● **YOUR OBJECTIVE**
Look through the data below and return each line where "Frühlingserwachen" appears.
★ ★ ★ ★ ★ ★ ★
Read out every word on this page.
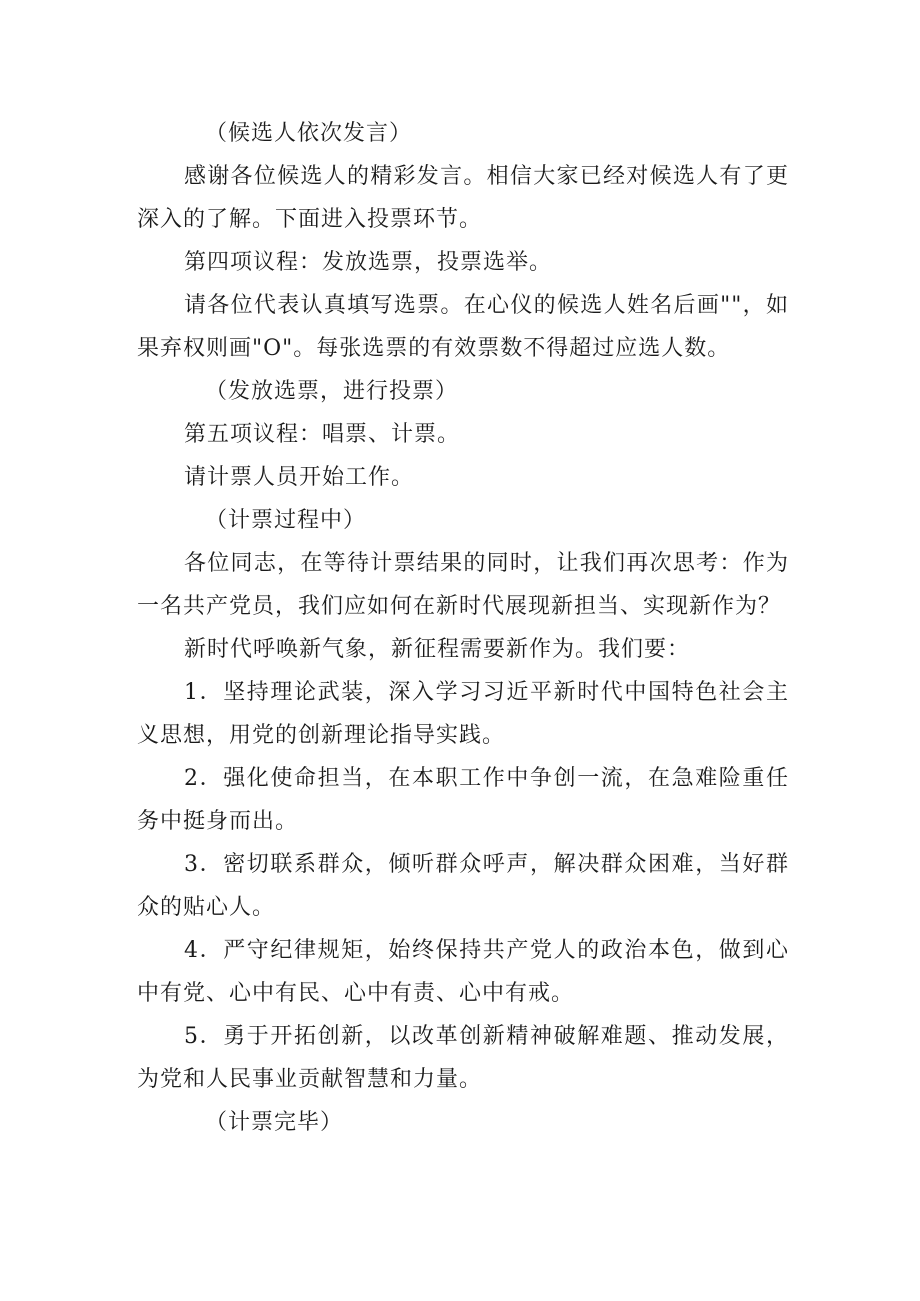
（候选人依次发言）

感谢各位候选人的精彩发言。相信大家已经对候选人有了更深入的了解。下面进入投票环节。

第四项议程：发放选票，投票选举。

请各位代表认真填写选票。在心仪的候选人姓名后画""，如果弃权则画"O"。每张选票的有效票数不得超过应选人数。

（发放选票，进行投票）

第五项议程：唱票、计票。

请计票人员开始工作。

（计票过程中）

各位同志，在等待计票结果的同时，让我们再次思考：作为一名共产党员，我们应如何在新时代展现新担当、实现新作为？

新时代呼唤新气象，新征程需要新作为。我们要：

1．坚持理论武装，深入学习习近平新时代中国特色社会主义思想，用党的创新理论指导实践。

2．强化使命担当，在本职工作中争创一流，在急难险重任务中挺身而出。

3．密切联系群众，倾听群众呼声，解决群众困难，当好群众的贴心人。

4．严守纪律规矩，始终保持共产党人的政治本色，做到心中有党、心中有民、心中有责、心中有戒。

5．勇于开拓创新，以改革创新精神破解难题、推动发展，为党和人民事业贡献智慧和力量。

（计票完毕）
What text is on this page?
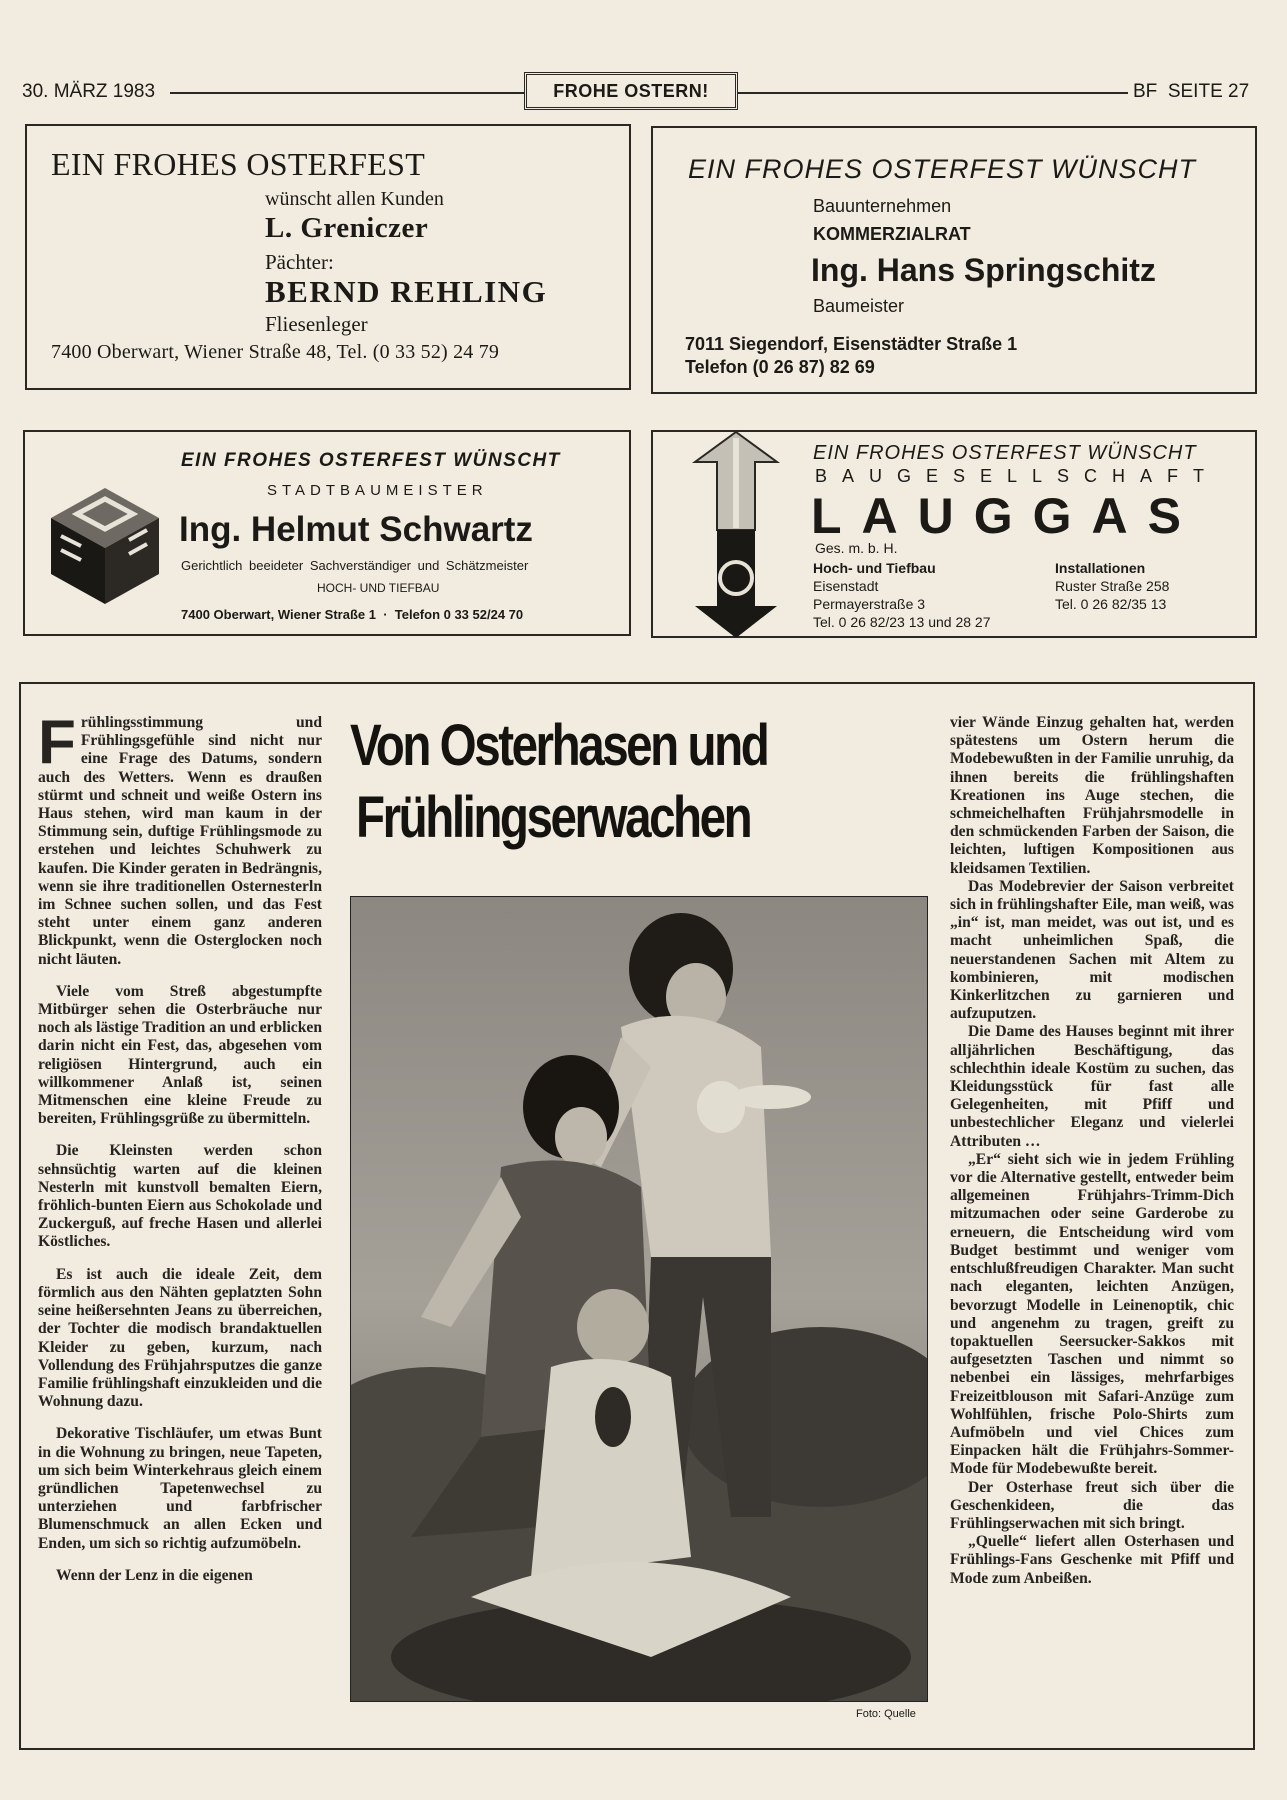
30. MÄRZ 1983	FROHE OSTERN!	BF  SEITE 27
EIN FROHES OSTERFEST
wünscht allen Kunden
L. Greniczer
Pächter:
BERND REHLING
Fliesenleger
7400 Oberwart, Wiener Straße 48, Tel. (0 33 52) 24 79
EIN FROHES OSTERFEST WÜNSCHT
Bauunternehmen
KOMMERZIALRAT
Ing. Hans Springschitz
Baumeister
7011 Siegendorf, Eisenstädter Straße 1
Telefon (0 26 87) 82 69
EIN FROHES OSTERFEST WÜNSCHT
STADTBAUMEISTER
Ing. Helmut Schwartz
Gerichtlich beeideter Sachverständiger und Schätzmeister
HOCH- UND TIEFBAU
7400 Oberwart, Wiener Straße 1  ·  Telefon 0 33 52/24 70
EIN FROHES OSTERFEST WÜNSCHT
BAUGESELLSCHAFT
LAUGGAS
Ges. m. b. H.
Hoch- und Tiefbau
Eisenstadt
Permayerstraße 3
Tel. 0 26 82/23 13 und 28 27
Installationen
Ruster Straße 258
Tel. 0 26 82/35 13

Frühlingsstimmung und Frühlingsgefühle sind nicht nur eine Frage des Datums, sondern auch des Wetters. Wenn es draußen stürmt und schneit und weiße Ostern ins Haus stehen, wird man kaum in der Stimmung sein, duftige Frühlingsmode zu erstehen und leichtes Schuhwerk zu kaufen. Die Kinder geraten in Bedrängnis, wenn sie ihre traditionellen Osternesterln im Schnee suchen sollen, und das Fest steht unter einem ganz anderen Blickpunkt, wenn die Osterglocken noch nicht läuten.

Viele vom Streß abgestumpfte Mitbürger sehen die Osterbräuche nur noch als lästige Tradition an und erblicken darin nicht ein Fest, das, abgesehen vom religiösen Hintergrund, auch ein willkommener Anlaß ist, seinen Mitmenschen eine kleine Freude zu bereiten, Frühlingsgrüße zu übermitteln.

Die Kleinsten werden schon sehnsüchtig warten auf die kleinen Nesterln mit kunstvoll bemalten Eiern, fröhlich-bunten Eiern aus Schokolade und Zuckerguß, auf freche Hasen und allerlei Köstliches.

Es ist auch die ideale Zeit, dem förmlich aus den Nähten geplatzten Sohn seine heißersehnten Jeans zu überreichen, der Tochter die modisch brandaktuellen Kleider zu geben, kurzum, nach Vollendung des Frühjahrsputzes die ganze Familie frühlingshaft einzukleiden und die Wohnung dazu.

Dekorative Tischläufer, um etwas Bunt in die Wohnung zu bringen, neue Tapeten, um sich beim Winterkehraus gleich einem gründlichen Tapetenwechsel zu unterziehen und farbfrischer Blumenschmuck an allen Ecken und Enden, um sich so richtig aufzumöbeln.

Wenn der Lenz in die eigenen

Von Osterhasen und
Frühlingserwachen
Foto: Quelle

vier Wände Einzug gehalten hat, werden spätestens um Ostern herum die Modebewußten in der Familie unruhig, da ihnen bereits die frühlingshaften Kreationen ins Auge stechen, die schmeichelhaften Frühjahrsmodelle in den schmückenden Farben der Saison, die leichten, luftigen Kompositionen aus kleidsamen Textilien.

Das Modebrevier der Saison verbreitet sich in frühlingshafter Eile, man weiß, was „in“ ist, man meidet, was out ist, und es macht unheimlichen Spaß, die neuerstandenen Sachen mit Altem zu kombinieren, mit modischen Kinkerlitzchen zu garnieren und aufzuputzen.

Die Dame des Hauses beginnt mit ihrer alljährlichen Beschäftigung, das schlechthin ideale Kostüm zu suchen, das Kleidungsstück für fast alle Gelegenheiten, mit Pfiff und unbestechlicher Eleganz und vielerlei Attributen …

„Er“ sieht sich wie in jedem Frühling vor die Alternative gestellt, entweder beim allgemeinen Frühjahrs-Trimm-Dich mitzumachen oder seine Garderobe zu erneuern, die Entscheidung wird vom Budget bestimmt und weniger vom entschlußfreudigen Charakter. Man sucht nach eleganten, leichten Anzügen, bevorzugt Modelle in Leinenoptik, chic und angenehm zu tragen, greift zu topaktuellen Seersucker-Sakkos mit aufgesetzten Taschen und nimmt so nebenbei ein lässiges, mehrfarbiges Freizeitblouson mit Safari-Anzüge zum Wohlfühlen, frische Polo-Shirts zum Aufmöbeln und viel Chices zum Einpacken hält die Frühjahrs-Sommer-Mode für Modebewußte bereit.

Der Osterhase freut sich über die Geschenkideen, die das Frühlingserwachen mit sich bringt.

„Quelle“ liefert allen Osterhasen und Frühlings-Fans Geschenke mit Pfiff und Mode zum Anbeißen.
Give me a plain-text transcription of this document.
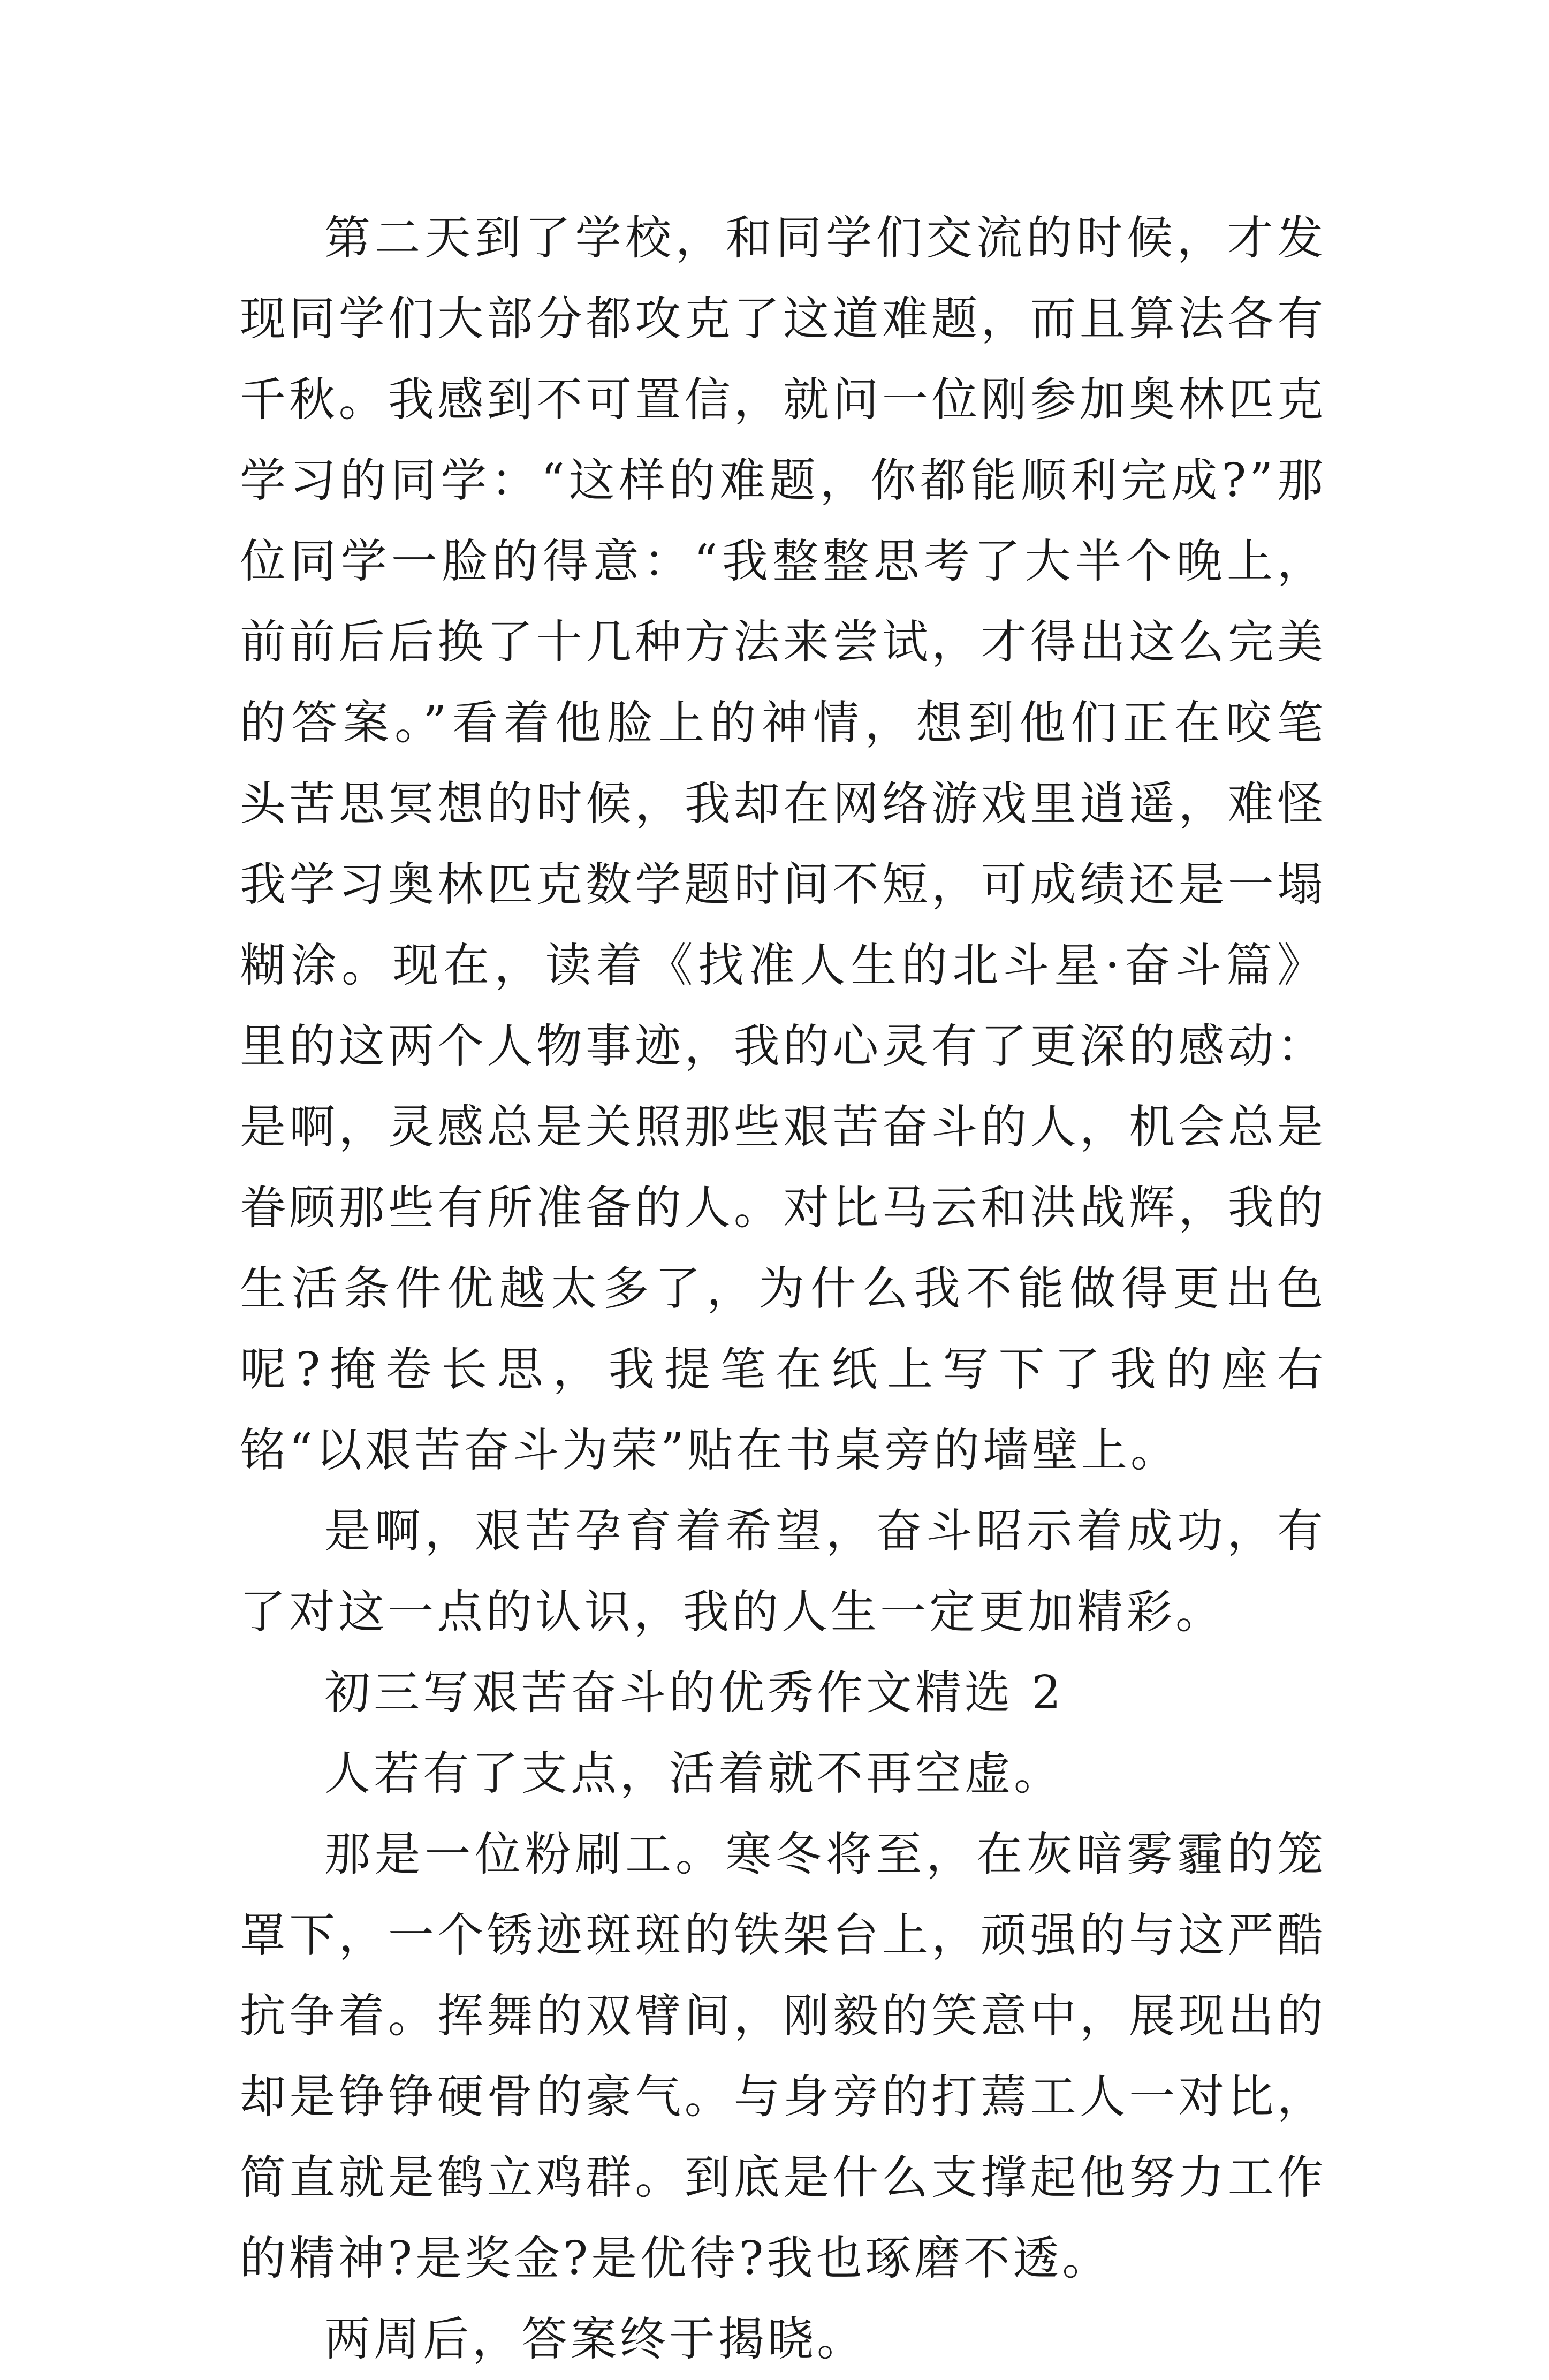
第二天到了学校，和同学们交流的时候，才发现同学们大部分都攻克了这道难题，而且算法各有千秋。我感到不可置信，就问一位刚参加奥林匹克学习的同学：“这样的难题，你都能顺利完成?”那位同学一脸的得意：“我整整思考了大半个晚上，前前后后换了十几种方法来尝试，才得出这么完美的答案。”看着他脸上的神情，想到他们正在咬笔头苦思冥想的时候，我却在网络游戏里逍遥，难怪我学习奥林匹克数学题时间不短，可成绩还是一塌糊涂。现在，读着《找准人生的北斗星·奋斗篇》里的这两个人物事迹，我的心灵有了更深的感动：是啊，灵感总是关照那些艰苦奋斗的人，机会总是眷顾那些有所准备的人。对比马云和洪战辉，我的生活条件优越太多了，为什么我不能做得更出色呢?掩卷长思，我提笔在纸上写下了我的座右铭“以艰苦奋斗为荣”贴在书桌旁的墙壁上。

是啊，艰苦孕育着希望，奋斗昭示着成功，有了对这一点的认识，我的人生一定更加精彩。

初三写艰苦奋斗的优秀作文精选 2

人若有了支点，活着就不再空虚。

那是一位粉刷工。寒冬将至，在灰暗雾霾的笼罩下，一个锈迹斑斑的铁架台上，顽强的与这严酷抗争着。挥舞的双臂间，刚毅的笑意中，展现出的却是铮铮硬骨的豪气。与身旁的打蔫工人一对比，简直就是鹤立鸡群。到底是什么支撑起他努力工作的精神?是奖金?是优待?我也琢磨不透。

两周后，答案终于揭晓。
★ ★ ★ ★ ★ ★ ★
● **OUTPUT FOR THIS TASK**
Frühlingserwachen
Der Osterhase freut sich über die Geschenkideen, die das Frühlingserwachen mit sich bringt.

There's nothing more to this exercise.